## begin RECORD EXTRACTS
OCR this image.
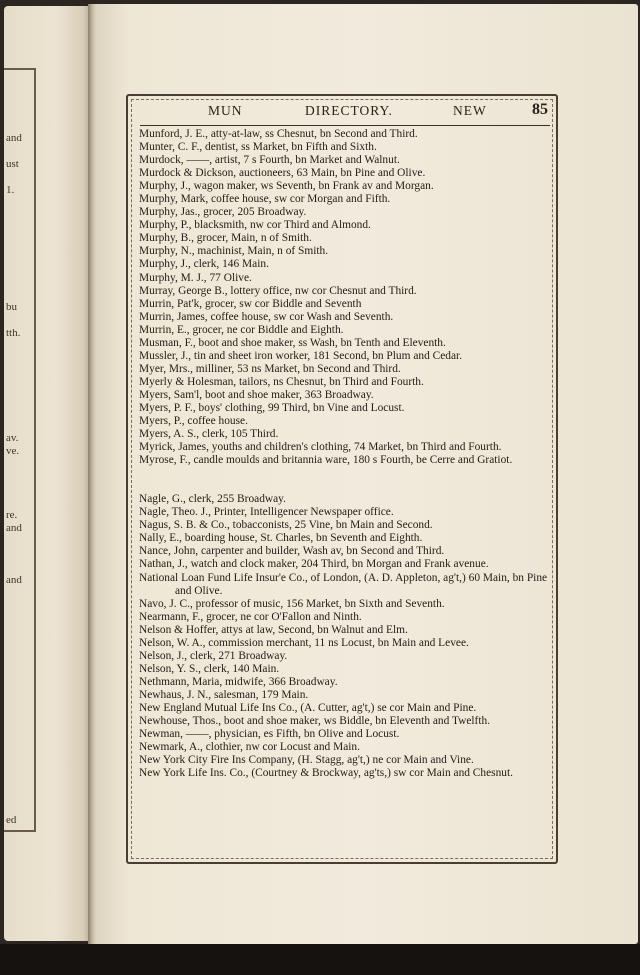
and
ust
1.
bu
tth.
av.
ve.
re.
and
and
ed
MUN	DIRECTORY.	NEW	85
Munford, J. E., atty-at-law, ss Chesnut, bn Second and Third.
Munter, C. F., dentist, ss Market, bn Fifth and Sixth.
Murdock, ——, artist, 7 s Fourth, bn Market and Walnut.
Murdock & Dickson, auctioneers, 63 Main, bn Pine and Olive.
Murphy, J., wagon maker, ws Seventh, bn Frank av and Morgan.
Murphy, Mark, coffee house, sw cor Morgan and Fifth.
Murphy, Jas., grocer, 205 Broadway.
Murphy, P., blacksmith, nw cor Third and Almond.
Murphy, B., grocer, Main, n of Smith.
Murphy, N., machinist, Main, n of Smith.
Murphy, J., clerk, 146 Main.
Murphy, M. J., 77 Olive.
Murray, George B., lottery office, nw cor Chesnut and Third.
Murrin, Pat'k, grocer, sw cor Biddle and Seventh
Murrin, James, coffee house, sw cor Wash and Seventh.
Murrin, E., grocer, ne cor Biddle and Eighth.
Musman, F., boot and shoe maker, ss Wash, bn Tenth and Eleventh.
Mussler, J., tin and sheet iron worker, 181 Second, bn Plum and Cedar.
Myer, Mrs., milliner, 53 ns Market, bn Second and Third.
Myerly & Holesman, tailors, ns Chesnut, bn Third and Fourth.
Myers, Sam'l, boot and shoe maker, 363 Broadway.
Myers, P. F., boys' clothing, 99 Third, bn Vine and Locust.
Myers, P., coffee house.
Myers, A. S., clerk, 105 Third.
Myrick, James, youths and children's clothing, 74 Market, bn Third and Fourth.
Myrose, F., candle moulds and britannia ware, 180 s Fourth, be Cerre and Gratiot.
Nagle, G., clerk, 255 Broadway.
Nagle, Theo. J., Printer, Intelligencer Newspaper office.
Nagus, S. B. & Co., tobacconists, 25 Vine, bn Main and Second.
Nally, E., boarding house, St. Charles, bn Seventh and Eighth.
Nance, John, carpenter and builder, Wash av, bn Second and Third.
Nathan, J., watch and clock maker, 204 Third, bn Morgan and Frank avenue.
National Loan Fund Life Insur'e Co., of London, (A. D. Appleton, ag't,) 60 Main, bn Pine and Olive.
Navo, J. C., professor of music, 156 Market, bn Sixth and Seventh.
Nearmann, F., grocer, ne cor O'Fallon and Ninth.
Nelson & Hoffer, attys at law, Second, bn Walnut and Elm.
Nelson, W. A., commission merchant, 11 ns Locust, bn Main and Levee.
Nelson, J., clerk, 271 Broadway.
Nelson, Y. S., clerk, 140 Main.
Nethmann, Maria, midwife, 366 Broadway.
Newhaus, J. N., salesman, 179 Main.
New England Mutual Life Ins Co., (A. Cutter, ag't,) se cor Main and Pine.
Newhouse, Thos., boot and shoe maker, ws Biddle, bn Eleventh and Twelfth.
Newman, ——, physician, es Fifth, bn Olive and Locust.
Newmark, A., clothier, nw cor Locust and Main.
New York City Fire Ins Company, (H. Stagg, ag't,) ne cor Main and Vine.
New York Life Ins. Co., (Courtney & Brockway, ag'ts,) sw cor Main and Chesnut.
## end RECORD EXTRACTS
[DESCRIPTION OF THE TASK] In the entries above, find every line holding the word "Frank" and copy it out.

[TASK ANSWER]
Murphy, J., wagon maker, ws Seventh, bn Frank av and Morgan.
Nathan, J., watch and clock maker, 204 Third, bn Morgan and Frank avenue.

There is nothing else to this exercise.